-- BEGIN --
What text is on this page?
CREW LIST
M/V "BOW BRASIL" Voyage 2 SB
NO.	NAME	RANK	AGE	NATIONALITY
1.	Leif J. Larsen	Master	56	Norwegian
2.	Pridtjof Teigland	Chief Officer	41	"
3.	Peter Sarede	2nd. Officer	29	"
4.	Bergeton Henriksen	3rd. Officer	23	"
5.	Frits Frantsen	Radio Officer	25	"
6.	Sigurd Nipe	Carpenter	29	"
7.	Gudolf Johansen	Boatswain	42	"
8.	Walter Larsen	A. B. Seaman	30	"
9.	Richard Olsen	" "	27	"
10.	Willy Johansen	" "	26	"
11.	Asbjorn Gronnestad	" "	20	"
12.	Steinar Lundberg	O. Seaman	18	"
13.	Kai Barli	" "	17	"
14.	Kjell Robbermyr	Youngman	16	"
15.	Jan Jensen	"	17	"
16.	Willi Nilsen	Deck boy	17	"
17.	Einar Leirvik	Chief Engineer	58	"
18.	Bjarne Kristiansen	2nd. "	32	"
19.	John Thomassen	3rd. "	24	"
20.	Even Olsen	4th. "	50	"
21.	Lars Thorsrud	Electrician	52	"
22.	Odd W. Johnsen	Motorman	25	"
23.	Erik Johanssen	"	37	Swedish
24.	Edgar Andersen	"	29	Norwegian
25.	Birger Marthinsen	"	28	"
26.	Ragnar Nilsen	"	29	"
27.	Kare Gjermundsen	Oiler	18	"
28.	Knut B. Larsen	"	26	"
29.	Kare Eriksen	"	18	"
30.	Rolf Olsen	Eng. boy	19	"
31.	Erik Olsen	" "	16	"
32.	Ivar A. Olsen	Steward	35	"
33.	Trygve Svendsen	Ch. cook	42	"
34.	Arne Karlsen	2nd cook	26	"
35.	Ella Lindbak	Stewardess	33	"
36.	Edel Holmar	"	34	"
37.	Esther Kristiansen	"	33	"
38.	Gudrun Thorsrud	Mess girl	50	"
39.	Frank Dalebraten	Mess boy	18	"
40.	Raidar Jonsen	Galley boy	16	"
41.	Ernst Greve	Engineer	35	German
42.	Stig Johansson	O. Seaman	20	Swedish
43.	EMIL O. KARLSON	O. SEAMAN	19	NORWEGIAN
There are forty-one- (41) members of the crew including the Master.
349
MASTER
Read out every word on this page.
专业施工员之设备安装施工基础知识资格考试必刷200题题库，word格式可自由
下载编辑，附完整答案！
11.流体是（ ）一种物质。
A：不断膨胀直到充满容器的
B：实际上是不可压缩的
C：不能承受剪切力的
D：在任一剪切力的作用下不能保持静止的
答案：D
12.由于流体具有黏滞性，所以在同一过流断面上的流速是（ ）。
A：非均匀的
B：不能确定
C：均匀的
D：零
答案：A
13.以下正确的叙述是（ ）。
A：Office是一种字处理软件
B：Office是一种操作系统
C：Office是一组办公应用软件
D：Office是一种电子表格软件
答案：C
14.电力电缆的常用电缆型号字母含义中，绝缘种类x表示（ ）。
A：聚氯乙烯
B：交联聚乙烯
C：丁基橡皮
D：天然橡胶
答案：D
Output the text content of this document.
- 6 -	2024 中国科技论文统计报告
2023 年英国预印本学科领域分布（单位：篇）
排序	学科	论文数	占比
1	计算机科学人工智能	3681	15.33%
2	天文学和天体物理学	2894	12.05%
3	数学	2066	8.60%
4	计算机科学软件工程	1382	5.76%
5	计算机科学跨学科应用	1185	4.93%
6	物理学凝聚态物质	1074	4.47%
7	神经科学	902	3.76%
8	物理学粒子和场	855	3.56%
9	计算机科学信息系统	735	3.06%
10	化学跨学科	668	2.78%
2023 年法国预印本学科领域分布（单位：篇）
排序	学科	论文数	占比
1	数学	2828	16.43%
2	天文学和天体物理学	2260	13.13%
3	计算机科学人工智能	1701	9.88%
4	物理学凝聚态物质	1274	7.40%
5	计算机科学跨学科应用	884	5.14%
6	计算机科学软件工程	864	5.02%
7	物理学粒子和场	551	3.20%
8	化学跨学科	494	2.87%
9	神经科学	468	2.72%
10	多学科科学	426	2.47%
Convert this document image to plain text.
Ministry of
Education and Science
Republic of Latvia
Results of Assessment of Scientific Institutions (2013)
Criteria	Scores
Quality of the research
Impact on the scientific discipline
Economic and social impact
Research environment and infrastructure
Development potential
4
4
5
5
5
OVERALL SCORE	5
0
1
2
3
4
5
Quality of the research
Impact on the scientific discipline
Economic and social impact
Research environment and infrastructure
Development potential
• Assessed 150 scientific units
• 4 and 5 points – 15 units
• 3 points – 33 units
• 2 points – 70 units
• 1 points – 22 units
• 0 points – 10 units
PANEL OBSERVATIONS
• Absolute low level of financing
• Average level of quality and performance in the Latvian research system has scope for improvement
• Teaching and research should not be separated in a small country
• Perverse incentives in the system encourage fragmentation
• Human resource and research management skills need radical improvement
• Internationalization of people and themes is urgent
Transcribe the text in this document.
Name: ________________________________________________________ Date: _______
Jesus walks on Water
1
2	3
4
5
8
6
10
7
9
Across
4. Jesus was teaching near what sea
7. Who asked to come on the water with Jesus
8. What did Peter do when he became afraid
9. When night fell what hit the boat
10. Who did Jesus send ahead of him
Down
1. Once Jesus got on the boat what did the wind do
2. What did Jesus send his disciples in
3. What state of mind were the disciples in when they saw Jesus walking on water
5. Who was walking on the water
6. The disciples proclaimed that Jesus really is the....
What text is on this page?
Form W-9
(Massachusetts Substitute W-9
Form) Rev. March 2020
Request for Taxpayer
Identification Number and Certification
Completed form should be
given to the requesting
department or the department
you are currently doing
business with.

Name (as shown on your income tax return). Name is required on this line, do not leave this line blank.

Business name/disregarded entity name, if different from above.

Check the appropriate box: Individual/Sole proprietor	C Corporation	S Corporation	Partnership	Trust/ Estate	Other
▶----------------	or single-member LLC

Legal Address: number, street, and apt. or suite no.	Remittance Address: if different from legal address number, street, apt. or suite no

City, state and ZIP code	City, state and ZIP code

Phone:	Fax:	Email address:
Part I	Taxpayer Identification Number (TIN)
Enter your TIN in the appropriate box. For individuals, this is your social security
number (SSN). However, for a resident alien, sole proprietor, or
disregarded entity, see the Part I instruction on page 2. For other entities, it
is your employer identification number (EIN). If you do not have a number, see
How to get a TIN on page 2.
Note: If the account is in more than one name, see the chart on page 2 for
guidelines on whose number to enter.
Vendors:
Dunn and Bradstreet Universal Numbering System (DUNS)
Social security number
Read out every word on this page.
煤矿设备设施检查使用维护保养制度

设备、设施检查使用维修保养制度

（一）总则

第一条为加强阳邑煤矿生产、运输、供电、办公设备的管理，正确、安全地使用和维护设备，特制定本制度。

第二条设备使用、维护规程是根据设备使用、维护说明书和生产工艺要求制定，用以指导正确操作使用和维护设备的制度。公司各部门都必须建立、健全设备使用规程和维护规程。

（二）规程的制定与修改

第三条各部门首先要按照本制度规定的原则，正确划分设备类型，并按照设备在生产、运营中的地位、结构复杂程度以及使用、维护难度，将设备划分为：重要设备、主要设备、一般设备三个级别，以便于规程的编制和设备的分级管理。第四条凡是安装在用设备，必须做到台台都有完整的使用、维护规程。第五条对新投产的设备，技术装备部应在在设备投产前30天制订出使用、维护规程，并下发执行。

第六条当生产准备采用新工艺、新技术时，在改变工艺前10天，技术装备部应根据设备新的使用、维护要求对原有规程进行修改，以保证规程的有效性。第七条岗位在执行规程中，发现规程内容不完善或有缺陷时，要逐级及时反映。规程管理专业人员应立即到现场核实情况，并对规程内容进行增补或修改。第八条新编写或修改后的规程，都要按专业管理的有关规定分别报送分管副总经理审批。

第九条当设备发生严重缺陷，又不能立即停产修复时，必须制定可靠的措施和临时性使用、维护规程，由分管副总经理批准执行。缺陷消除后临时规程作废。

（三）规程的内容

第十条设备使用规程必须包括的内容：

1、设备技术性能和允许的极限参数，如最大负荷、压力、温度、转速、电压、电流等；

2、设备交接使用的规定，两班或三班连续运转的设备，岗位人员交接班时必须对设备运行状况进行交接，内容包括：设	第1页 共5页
-- END --
Read the entries and pick out all lines that include the word "Mess".

38.	Gudrun Thorsrud	Mess girl	50	"
39.	Frank Dalebraten	Mess boy	18	"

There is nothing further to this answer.